• [PROBLEM TO WORK ON] Every line in the listing is to be echoed verbatim.
--- BEGIN ---
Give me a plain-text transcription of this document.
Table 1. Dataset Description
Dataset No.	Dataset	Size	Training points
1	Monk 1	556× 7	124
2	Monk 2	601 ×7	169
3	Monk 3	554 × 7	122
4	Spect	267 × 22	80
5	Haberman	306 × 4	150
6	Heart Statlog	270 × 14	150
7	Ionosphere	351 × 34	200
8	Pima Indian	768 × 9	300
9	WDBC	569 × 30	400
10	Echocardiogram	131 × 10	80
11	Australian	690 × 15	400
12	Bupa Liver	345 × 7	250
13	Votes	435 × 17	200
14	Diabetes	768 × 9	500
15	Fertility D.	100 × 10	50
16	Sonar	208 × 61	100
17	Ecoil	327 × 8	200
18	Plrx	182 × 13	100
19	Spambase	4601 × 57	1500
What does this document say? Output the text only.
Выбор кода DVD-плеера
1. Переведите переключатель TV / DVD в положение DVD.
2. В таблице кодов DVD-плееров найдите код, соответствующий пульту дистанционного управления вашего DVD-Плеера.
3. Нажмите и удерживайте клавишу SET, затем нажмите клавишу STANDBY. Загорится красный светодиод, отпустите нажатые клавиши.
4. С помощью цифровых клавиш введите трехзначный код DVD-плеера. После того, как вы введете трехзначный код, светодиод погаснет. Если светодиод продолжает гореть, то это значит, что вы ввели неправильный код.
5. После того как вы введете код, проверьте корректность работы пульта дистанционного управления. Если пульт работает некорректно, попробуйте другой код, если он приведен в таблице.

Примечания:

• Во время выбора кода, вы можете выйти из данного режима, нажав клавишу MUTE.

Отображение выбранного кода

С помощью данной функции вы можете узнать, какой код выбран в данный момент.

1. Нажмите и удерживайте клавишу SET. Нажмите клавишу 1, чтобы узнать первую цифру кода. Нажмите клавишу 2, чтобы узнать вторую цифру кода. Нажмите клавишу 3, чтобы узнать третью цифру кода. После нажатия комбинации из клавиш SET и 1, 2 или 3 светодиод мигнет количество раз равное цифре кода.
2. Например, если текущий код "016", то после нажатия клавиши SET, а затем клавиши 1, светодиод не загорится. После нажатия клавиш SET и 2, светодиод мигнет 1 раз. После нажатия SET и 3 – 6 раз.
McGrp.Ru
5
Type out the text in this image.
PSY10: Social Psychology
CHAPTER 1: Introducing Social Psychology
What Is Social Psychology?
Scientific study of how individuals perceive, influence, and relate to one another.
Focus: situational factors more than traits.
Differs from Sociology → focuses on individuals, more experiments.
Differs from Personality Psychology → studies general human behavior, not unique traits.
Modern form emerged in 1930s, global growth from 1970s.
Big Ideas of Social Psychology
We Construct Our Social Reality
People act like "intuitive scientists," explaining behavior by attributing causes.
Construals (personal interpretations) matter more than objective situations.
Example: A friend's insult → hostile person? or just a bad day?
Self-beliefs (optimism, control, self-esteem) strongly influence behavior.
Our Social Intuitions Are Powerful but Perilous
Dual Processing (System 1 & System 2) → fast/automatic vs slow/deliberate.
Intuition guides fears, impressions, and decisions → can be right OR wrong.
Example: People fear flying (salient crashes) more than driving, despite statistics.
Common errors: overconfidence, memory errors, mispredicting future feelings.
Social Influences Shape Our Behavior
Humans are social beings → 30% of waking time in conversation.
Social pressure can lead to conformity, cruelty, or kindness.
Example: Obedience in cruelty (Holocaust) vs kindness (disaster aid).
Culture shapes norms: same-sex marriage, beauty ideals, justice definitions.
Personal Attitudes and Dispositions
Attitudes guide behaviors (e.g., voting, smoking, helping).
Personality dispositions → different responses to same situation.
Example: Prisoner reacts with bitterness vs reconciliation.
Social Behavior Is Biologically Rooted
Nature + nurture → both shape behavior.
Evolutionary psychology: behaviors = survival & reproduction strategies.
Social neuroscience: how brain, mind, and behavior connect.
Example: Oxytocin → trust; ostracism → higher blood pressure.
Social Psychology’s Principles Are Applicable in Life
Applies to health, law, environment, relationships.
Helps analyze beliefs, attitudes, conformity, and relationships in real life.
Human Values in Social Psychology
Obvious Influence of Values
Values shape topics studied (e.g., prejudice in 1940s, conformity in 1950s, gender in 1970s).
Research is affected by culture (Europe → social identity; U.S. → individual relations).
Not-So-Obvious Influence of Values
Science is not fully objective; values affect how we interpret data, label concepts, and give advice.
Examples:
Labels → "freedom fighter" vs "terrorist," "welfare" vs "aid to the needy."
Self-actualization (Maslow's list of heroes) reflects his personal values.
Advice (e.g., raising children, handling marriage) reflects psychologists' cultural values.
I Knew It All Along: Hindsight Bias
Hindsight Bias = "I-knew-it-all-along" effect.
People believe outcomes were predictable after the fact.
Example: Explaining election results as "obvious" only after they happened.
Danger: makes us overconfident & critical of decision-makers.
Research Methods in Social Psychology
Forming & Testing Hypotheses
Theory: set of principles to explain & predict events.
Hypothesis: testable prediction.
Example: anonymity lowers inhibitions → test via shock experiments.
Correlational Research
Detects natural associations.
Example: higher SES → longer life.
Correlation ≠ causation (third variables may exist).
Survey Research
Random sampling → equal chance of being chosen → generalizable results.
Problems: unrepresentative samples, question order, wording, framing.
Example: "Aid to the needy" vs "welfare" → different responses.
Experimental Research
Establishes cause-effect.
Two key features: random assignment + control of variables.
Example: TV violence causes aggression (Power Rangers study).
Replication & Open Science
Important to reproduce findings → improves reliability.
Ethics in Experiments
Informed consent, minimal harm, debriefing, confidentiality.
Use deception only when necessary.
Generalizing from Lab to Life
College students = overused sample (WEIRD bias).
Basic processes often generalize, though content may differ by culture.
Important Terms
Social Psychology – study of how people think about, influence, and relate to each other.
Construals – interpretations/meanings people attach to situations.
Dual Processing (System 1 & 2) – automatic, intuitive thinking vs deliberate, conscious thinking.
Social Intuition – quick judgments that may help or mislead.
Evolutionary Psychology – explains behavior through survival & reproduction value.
--- END ---
• [WRITTEN REPLY]
Give me a plain-text transcription of this document.
Table 1. Dataset Description
Dataset No.	Dataset	Size	Training points
1	Monk 1	556× 7	124
2	Monk 2	601 ×7	169
3	Monk 3	554 × 7	122
4	Spect	267 × 22	80
5	Haberman	306 × 4	150
6	Heart Statlog	270 × 14	150
7	Ionosphere	351 × 34	200
8	Pima Indian	768 × 9	300
9	WDBC	569 × 30	400
10	Echocardiogram	131 × 10	80
11	Australian	690 × 15	400
12	Bupa Liver	345 × 7	250
13	Votes	435 × 17	200
14	Diabetes	768 × 9	500
15	Fertility D.	100 × 10	50
16	Sonar	208 × 61	100
17	Ecoil	327 × 8	200
18	Plrx	182 × 13	100
19	Spambase	4601 × 57	1500
What does this document say? Output the text only.
Выбор кода DVD-плеера
1. Переведите переключатель TV / DVD в положение DVD.
2. В таблице кодов DVD-плееров найдите код, соответствующий пульту дистанционного управления вашего DVD-Плеера.
3. Нажмите и удерживайте клавишу SET, затем нажмите клавишу STANDBY. Загорится красный светодиод, отпустите нажатые клавиши.
4. С помощью цифровых клавиш введите трехзначный код DVD-плеера. После того, как вы введете трехзначный код, светодиод погаснет. Если светодиод продолжает гореть, то это значит, что вы ввели неправильный код.
5. После того как вы введете код, проверьте корректность работы пульта дистанционного управления. Если пульт работает некорректно, попробуйте другой код, если он приведен в таблице.

Примечания:

• Во время выбора кода, вы можете выйти из данного режима, нажав клавишу MUTE.

Отображение выбранного кода

С помощью данной функции вы можете узнать, какой код выбран в данный момент.

1. Нажмите и удерживайте клавишу SET. Нажмите клавишу 1, чтобы узнать первую цифру кода. Нажмите клавишу 2, чтобы узнать вторую цифру кода. Нажмите клавишу 3, чтобы узнать третью цифру кода. После нажатия комбинации из клавиш SET и 1, 2 или 3 светодиод мигнет количество раз равное цифре кода.
2. Например, если текущий код "016", то после нажатия клавиши SET, а затем клавиши 1, светодиод не загорится. После нажатия клавиш SET и 2, светодиод мигнет 1 раз. После нажатия SET и 3 – 6 раз.
McGrp.Ru
5
Type out the text in this image.
PSY10: Social Psychology
CHAPTER 1: Introducing Social Psychology
What Is Social Psychology?
Scientific study of how individuals perceive, influence, and relate to one another.
Focus: situational factors more than traits.
Differs from Sociology → focuses on individuals, more experiments.
Differs from Personality Psychology → studies general human behavior, not unique traits.
Modern form emerged in 1930s, global growth from 1970s.
Big Ideas of Social Psychology
We Construct Our Social Reality
People act like "intuitive scientists," explaining behavior by attributing causes.
Construals (personal interpretations) matter more than objective situations.
Example: A friend's insult → hostile person? or just a bad day?
Self-beliefs (optimism, control, self-esteem) strongly influence behavior.
Our Social Intuitions Are Powerful but Perilous
Dual Processing (System 1 & System 2) → fast/automatic vs slow/deliberate.
Intuition guides fears, impressions, and decisions → can be right OR wrong.
Example: People fear flying (salient crashes) more than driving, despite statistics.
Common errors: overconfidence, memory errors, mispredicting future feelings.
Social Influences Shape Our Behavior
Humans are social beings → 30% of waking time in conversation.
Social pressure can lead to conformity, cruelty, or kindness.
Example: Obedience in cruelty (Holocaust) vs kindness (disaster aid).
Culture shapes norms: same-sex marriage, beauty ideals, justice definitions.
Personal Attitudes and Dispositions
Attitudes guide behaviors (e.g., voting, smoking, helping).
Personality dispositions → different responses to same situation.
Example: Prisoner reacts with bitterness vs reconciliation.
Social Behavior Is Biologically Rooted
Nature + nurture → both shape behavior.
Evolutionary psychology: behaviors = survival & reproduction strategies.
Social neuroscience: how brain, mind, and behavior connect.
Example: Oxytocin → trust; ostracism → higher blood pressure.
Social Psychology’s Principles Are Applicable in Life
Applies to health, law, environment, relationships.
Helps analyze beliefs, attitudes, conformity, and relationships in real life.
Human Values in Social Psychology
Obvious Influence of Values
Values shape topics studied (e.g., prejudice in 1940s, conformity in 1950s, gender in 1970s).
Research is affected by culture (Europe → social identity; U.S. → individual relations).
Not-So-Obvious Influence of Values
Science is not fully objective; values affect how we interpret data, label concepts, and give advice.
Examples:
Labels → "freedom fighter" vs "terrorist," "welfare" vs "aid to the needy."
Self-actualization (Maslow's list of heroes) reflects his personal values.
Advice (e.g., raising children, handling marriage) reflects psychologists' cultural values.
I Knew It All Along: Hindsight Bias
Hindsight Bias = "I-knew-it-all-along" effect.
People believe outcomes were predictable after the fact.
Example: Explaining election results as "obvious" only after they happened.
Danger: makes us overconfident & critical of decision-makers.
Research Methods in Social Psychology
Forming & Testing Hypotheses
Theory: set of principles to explain & predict events.
Hypothesis: testable prediction.
Example: anonymity lowers inhibitions → test via shock experiments.
Correlational Research
Detects natural associations.
Example: higher SES → longer life.
Correlation ≠ causation (third variables may exist).
Survey Research
Random sampling → equal chance of being chosen → generalizable results.
Problems: unrepresentative samples, question order, wording, framing.
Example: "Aid to the needy" vs "welfare" → different responses.
Experimental Research
Establishes cause-effect.
Two key features: random assignment + control of variables.
Example: TV violence causes aggression (Power Rangers study).
Replication & Open Science
Important to reproduce findings → improves reliability.
Ethics in Experiments
Informed consent, minimal harm, debriefing, confidentiality.
Use deception only when necessary.
Generalizing from Lab to Life
College students = overused sample (WEIRD bias).
Basic processes often generalize, though content may differ by culture.
Important Terms
Social Psychology – study of how people think about, influence, and relate to each other.
Construals – interpretations/meanings people attach to situations.
Dual Processing (System 1 & 2) – automatic, intuitive thinking vs deliberate, conscious thinking.
Social Intuition – quick judgments that may help or mislead.
Evolutionary Psychology – explains behavior through survival & reproduction value.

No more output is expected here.